╭─ THE DATA

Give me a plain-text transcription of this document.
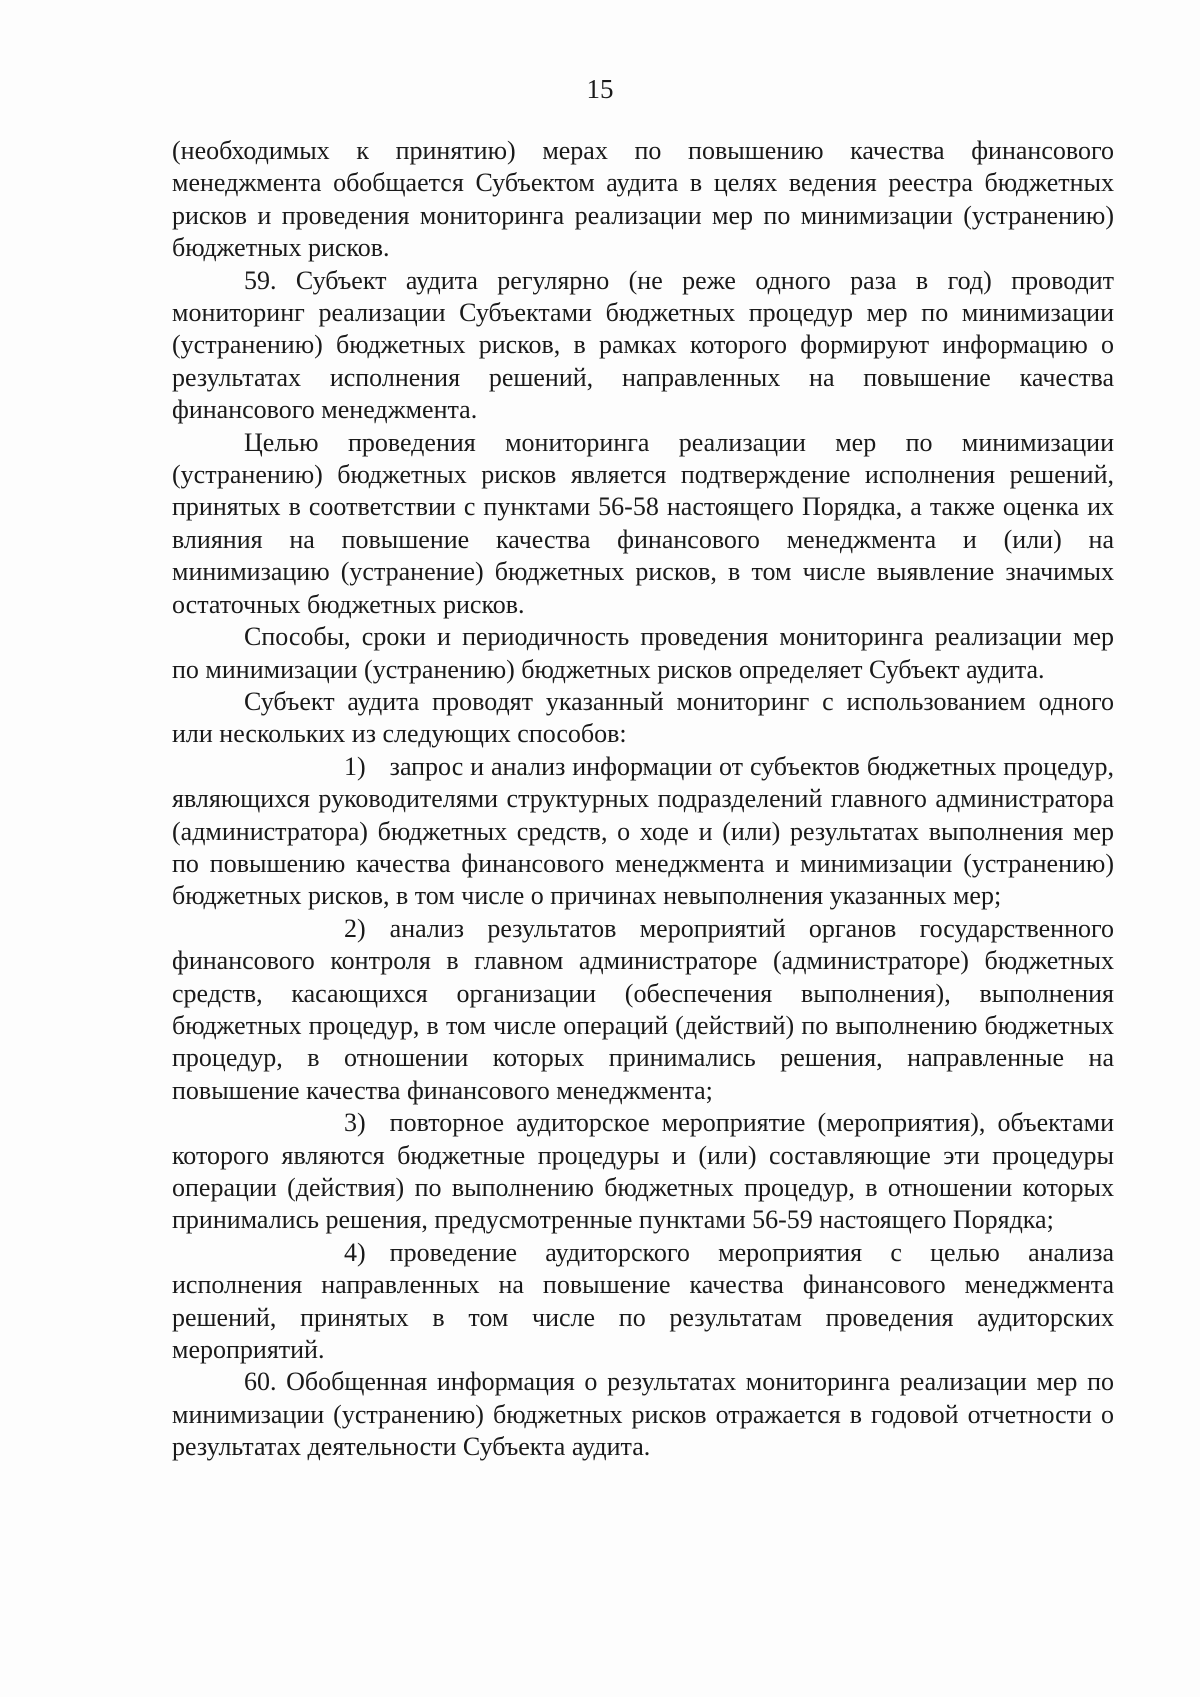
15

(необходимых к принятию) мерах по повышению качества финансового менеджмента обобщается Субъектом аудита в целях ведения реестра бюджетных рисков и проведения мониторинга реализации мер по минимизации (устранению) бюджетных рисков.

59. Субъект аудита регулярно (не реже одного раза в год) проводит мониторинг реализации Субъектами бюджетных процедур мер по минимизации (устранению) бюджетных рисков, в рамках которого формируют информацию о результатах исполнения решений, направленных на повышение качества финансового менеджмента.

Целью проведения мониторинга реализации мер по минимизации (устранению) бюджетных рисков является подтверждение исполнения решений, принятых в соответствии с пунктами 56-58 настоящего Порядка, а также оценка их влияния на повышение качества финансового менеджмента и (или) на минимизацию (устранение) бюджетных рисков, в том числе выявление значимых остаточных бюджетных рисков.

Способы, сроки и периодичность проведения мониторинга реализации мер по минимизации (устранению) бюджетных рисков определяет Субъект аудита.

Субъект аудита проводят указанный мониторинг с использованием одного или нескольких из следующих способов:

1) запрос и анализ информации от субъектов бюджетных процедур, являющихся руководителями структурных подразделений главного администратора (администратора) бюджетных средств, о ходе и (или) результатах выполнения мер по повышению качества финансового менеджмента и минимизации (устранению) бюджетных рисков, в том числе о причинах невыполнения указанных мер;

2) анализ результатов мероприятий органов государственного финансового контроля в главном администраторе (администраторе) бюджетных средств, касающихся организации (обеспечения выполнения), выполнения бюджетных процедур, в том числе операций (действий) по выполнению бюджетных процедур, в отношении которых принимались решения, направленные на повышение качества финансового менеджмента;

3) повторное аудиторское мероприятие (мероприятия), объектами которого являются бюджетные процедуры и (или) составляющие эти процедуры операции (действия) по выполнению бюджетных процедур, в отношении которых принимались решения, предусмотренные пунктами 56-59 настоящего Порядка;

4) проведение аудиторского мероприятия с целью анализа исполнения направленных на повышение качества финансового менеджмента решений, принятых в том числе по результатам проведения аудиторских мероприятий.

60. Обобщенная информация о результатах мониторинга реализации мер по минимизации (устранению) бюджетных рисков отражается в годовой отчетности о результатах деятельности Субъекта аудита.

╰─

• _TASK TO COMPLETE_
Scan the material above. Extract every line in which the word "пунктами" occurs.

• _WORKED ANSWER_
Целью проведения мониторинга реализации мер по минимизации (устранению) бюджетных рисков является подтверждение исполнения решений, принятых в соответствии с пунктами 56-58 настоящего Порядка, а также оценка их влияния на повышение качества финансового менеджмента и (или) на минимизацию (устранение) бюджетных рисков, в том числе выявление значимых остаточных бюджетных рисков.
3) повторное аудиторское мероприятие (мероприятия), объектами которого являются бюджетные процедуры и (или) составляющие эти процедуры операции (действия) по выполнению бюджетных процедур, в отношении которых принимались решения, предусмотренные пунктами 56-59 настоящего Порядка;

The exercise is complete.